Exercise objective:
Extract the lines that hold the string "JSON".

---------- Data provided

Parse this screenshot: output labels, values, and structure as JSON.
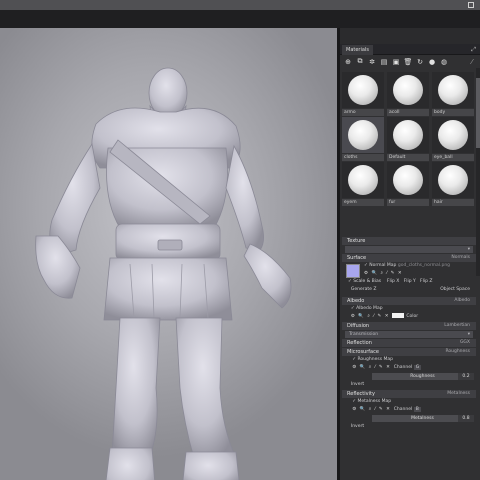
{
  "window": {
    "controls": [
      "minimize",
      "maximize",
      "close"
    ]
  },
  "panel": {
    "tab_label": "Materials",
    "toolbar_icons": [
      "add-icon",
      "duplicate-icon",
      "settings-icon",
      "import-icon",
      "folder-icon",
      "delete-icon",
      "sync-icon",
      "sphere-icon",
      "palette-icon",
      "pin-icon"
    ],
    "materials": [
      {
        "name": "armo"
      },
      {
        "name": "acoll"
      },
      {
        "name": "body"
      },
      {
        "name": "cloths",
        "selected": true
      },
      {
        "name": "Default"
      },
      {
        "name": "eye_ball"
      },
      {
        "name": "eyem"
      },
      {
        "name": "fur"
      },
      {
        "name": "hair"
      }
    ]
  },
  "properties": {
    "texture_header": "Texture",
    "texture_dropdown": "",
    "surface": {
      "header": "Surface",
      "value": "Normals"
    },
    "normal_map": {
      "label": "Normal Map",
      "file": "god_cloths_normal.png"
    },
    "surface_opts": [
      "Scale & Bias",
      "Flip X",
      "Flip Y",
      "Flip Z"
    ],
    "generate_z": "Generate Z",
    "object_space": "Object Space",
    "albedo": {
      "header": "Albedo",
      "value": "Albedo",
      "map_label": "Albedo Map",
      "color_label": "Color"
    },
    "diffusion": {
      "header": "Diffusion",
      "value": "Lambertian",
      "dropdown": "Transmission"
    },
    "reflection": {
      "header": "Reflection",
      "value": "GGX"
    },
    "microsurface": {
      "header": "Microsurface",
      "value": "Roughness",
      "map_label": "Roughness Map",
      "channel_label": "Channel",
      "channel_value": "G",
      "slider_label": "Roughness",
      "slider_value": "0.2",
      "invert": "Invert"
    },
    "reflectivity": {
      "header": "Reflectivity",
      "value": "Metalness",
      "map_label": "Metalness Map",
      "channel_label": "Channel",
      "channel_value": "B",
      "slider_label": "Metalness",
      "slider_value": "0.8",
      "invert": "Invert"
    }
  },
  "colors": {
    "accent_swatch": "#a8a6ee",
    "panel_bg": "#303032",
    "viewport_bg": "#a9a9af"
  }
}
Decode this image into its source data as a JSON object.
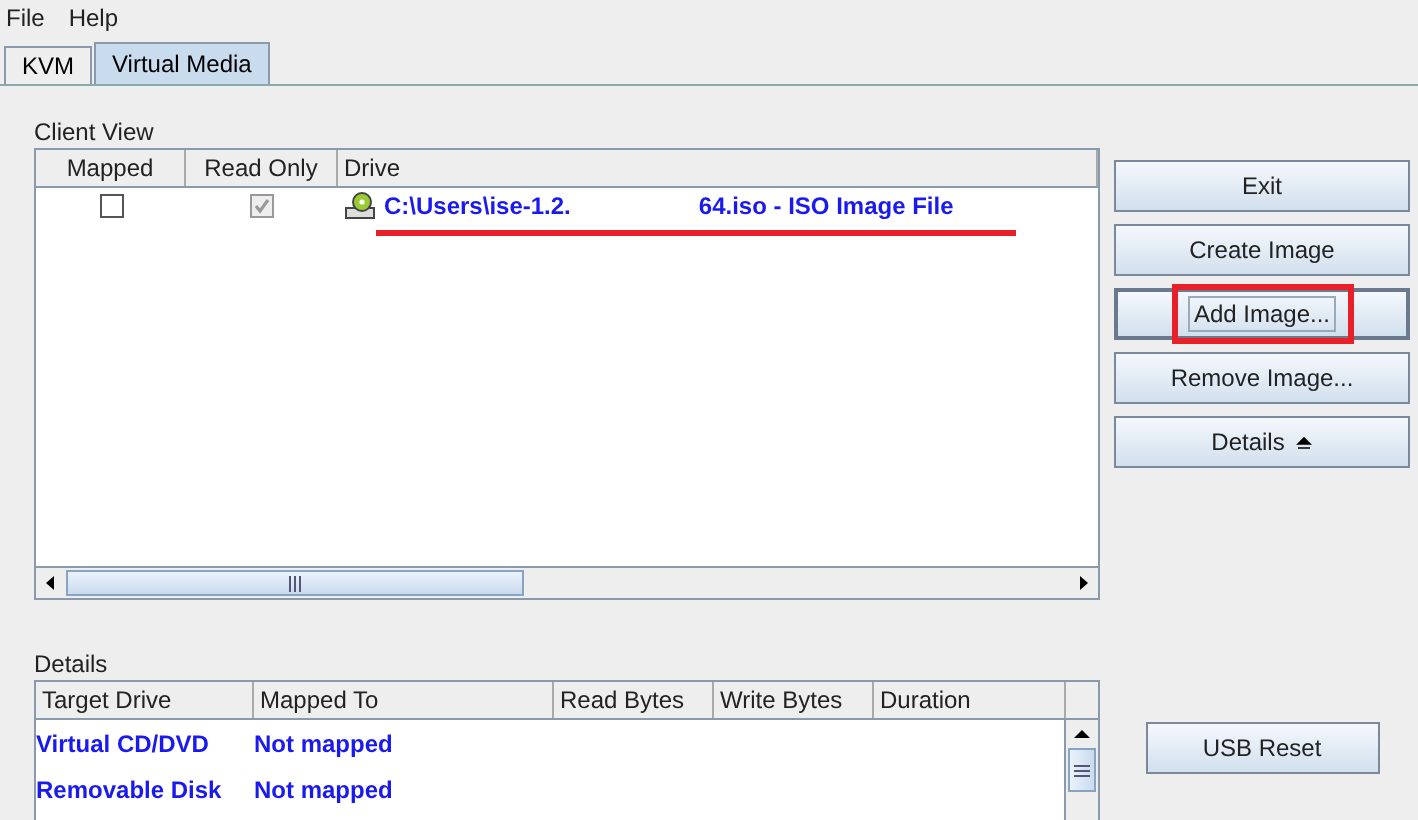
{
  "menu": [
    "File",
    "Help"
  ],
  "tabs": [
    {
      "label": "KVM",
      "selected": false
    },
    {
      "label": "Virtual Media",
      "selected": true
    }
  ],
  "client_view": {
    "title": "Client View",
    "columns": [
      "Mapped",
      "Read Only",
      "Drive"
    ],
    "rows": [
      {
        "mapped": false,
        "read_only": true,
        "read_only_disabled": true,
        "drive": [
          "C:\\Users\\ise-1.2.",
          "64.iso - ISO Image File"
        ],
        "underlined": true
      }
    ]
  },
  "buttons": [
    {
      "label": "Exit",
      "focused": false,
      "highlighted": false,
      "arrow": false
    },
    {
      "label": "Create Image",
      "focused": false,
      "highlighted": false,
      "arrow": false
    },
    {
      "label": "Add Image...",
      "focused": true,
      "highlighted": true,
      "arrow": false
    },
    {
      "label": "Remove Image...",
      "focused": false,
      "highlighted": false,
      "arrow": false
    },
    {
      "label": "Details",
      "focused": false,
      "highlighted": false,
      "arrow": true
    }
  ],
  "details": {
    "title": "Details",
    "columns": [
      "Target Drive",
      "Mapped To",
      "Read Bytes",
      "Write Bytes",
      "Duration"
    ],
    "rows": [
      [
        "Virtual CD/DVD",
        "Not mapped"
      ],
      [
        "Removable Disk",
        "Not mapped"
      ]
    ]
  },
  "usb_reset": "USB Reset"
}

--------------------

Written response:
Parse this screenshot: output labels, values, and structure as JSON.
Decode this image into its source data as a JSON object.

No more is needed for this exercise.